THE TASK:
Write out each record below exactly as it appears, with no pictures.

[Saved entries]
■ ■ ■ ■ ■ ■ ■
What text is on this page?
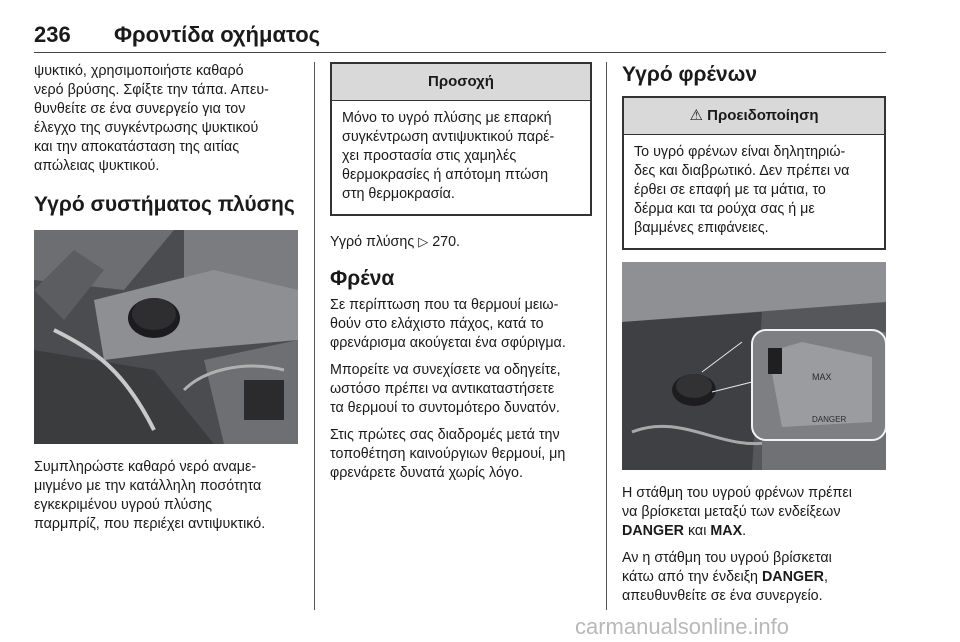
236 Φροντίδα οχήματος

ψυκτικό, χρησιμοποιήστε καθαρό

νερό βρύσης. Σφίξτε την τάπα. Απευ-

θυνθείτε σε ένα συνεργείο για τον

έλεγχο της συγκέντρωσης ψυκτικού

και την αποκατάσταση της αιτίας

απώλειας ψυκτικού.

Υγρό συστήματος πλύσης

Συμπληρώστε καθαρό νερό αναμε-

μιγμένο με την κατάλληλη ποσότητα

εγκεκριμένου υγρού πλύσης

παρμπρίζ, που περιέχει αντιψυκτικό.

Προσοχή

Μόνο το υγρό πλύσης με επαρκή

συγκέντρωση αντιψυκτικού παρέ-

χει προστασία στις χαμηλές

θερμοκρασίες ή απότομη πτώση

στη θερμοκρασία.

Υγρό πλύσης ▷ 270.

Φρένα

Σε περίπτωση που τα θερμουί μειω-

θούν στο ελάχιστο πάχος, κατά το

φρενάρισμα ακούγεται ένα σφύριγμα.

Μπορείτε να συνεχίσετε να οδηγείτε,

ωστόσο πρέπει να αντικαταστήσετε

τα θερμουί το συντομότερο δυνατόν.

Στις πρώτες σας διαδρομές μετά την

τοποθέτηση καινούργιων θερμουί, μη

φρενάρετε δυνατά χωρίς λόγο.

Υγρό φρένων
⚠ Προειδοποίηση

Το υγρό φρένων είναι δηλητηριώ-

δες και διαβρωτικό. Δεν πρέπει να

έρθει σε επαφή με τα μάτια, το

δέρμα και τα ρούχα σας ή με

βαμμένες επιφάνειες.

MAX
DANGER

Η στάθμη του υγρού φρένων πρέπει

να βρίσκεται μεταξύ των ενδείξεων

DANGER και MAX.

Αν η στάθμη του υγρού βρίσκεται

κάτω από την ένδειξη DANGER,

απευθυνθείτε σε ένα συνεργείο.

carmanualsonline.info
■ ■ ■ ■ ■ ■ ■
REPLY:
What text is on this page?
236 Φροντίδα οχήματος

ψυκτικό, χρησιμοποιήστε καθαρό

νερό βρύσης. Σφίξτε την τάπα. Απευ-

θυνθείτε σε ένα συνεργείο για τον

έλεγχο της συγκέντρωσης ψυκτικού

και την αποκατάσταση της αιτίας

απώλειας ψυκτικού.

Υγρό συστήματος πλύσης

Συμπληρώστε καθαρό νερό αναμε-

μιγμένο με την κατάλληλη ποσότητα

εγκεκριμένου υγρού πλύσης

παρμπρίζ, που περιέχει αντιψυκτικό.

Προσοχή

Μόνο το υγρό πλύσης με επαρκή

συγκέντρωση αντιψυκτικού παρέ-

χει προστασία στις χαμηλές

θερμοκρασίες ή απότομη πτώση

στη θερμοκρασία.

Υγρό πλύσης ▷ 270.

Φρένα

Σε περίπτωση που τα θερμουί μειω-

θούν στο ελάχιστο πάχος, κατά το

φρενάρισμα ακούγεται ένα σφύριγμα.

Μπορείτε να συνεχίσετε να οδηγείτε,

ωστόσο πρέπει να αντικαταστήσετε

τα θερμουί το συντομότερο δυνατόν.

Στις πρώτες σας διαδρομές μετά την

τοποθέτηση καινούργιων θερμουί, μη

φρενάρετε δυνατά χωρίς λόγο.

Υγρό φρένων
⚠ Προειδοποίηση

Το υγρό φρένων είναι δηλητηριώ-

δες και διαβρωτικό. Δεν πρέπει να

έρθει σε επαφή με τα μάτια, το

δέρμα και τα ρούχα σας ή με

βαμμένες επιφάνειες.

MAX
DANGER

Η στάθμη του υγρού φρένων πρέπει

να βρίσκεται μεταξύ των ενδείξεων

DANGER και MAX.

Αν η στάθμη του υγρού βρίσκεται

κάτω από την ένδειξη DANGER,

απευθυνθείτε σε ένα συνεργείο.

carmanualsonline.info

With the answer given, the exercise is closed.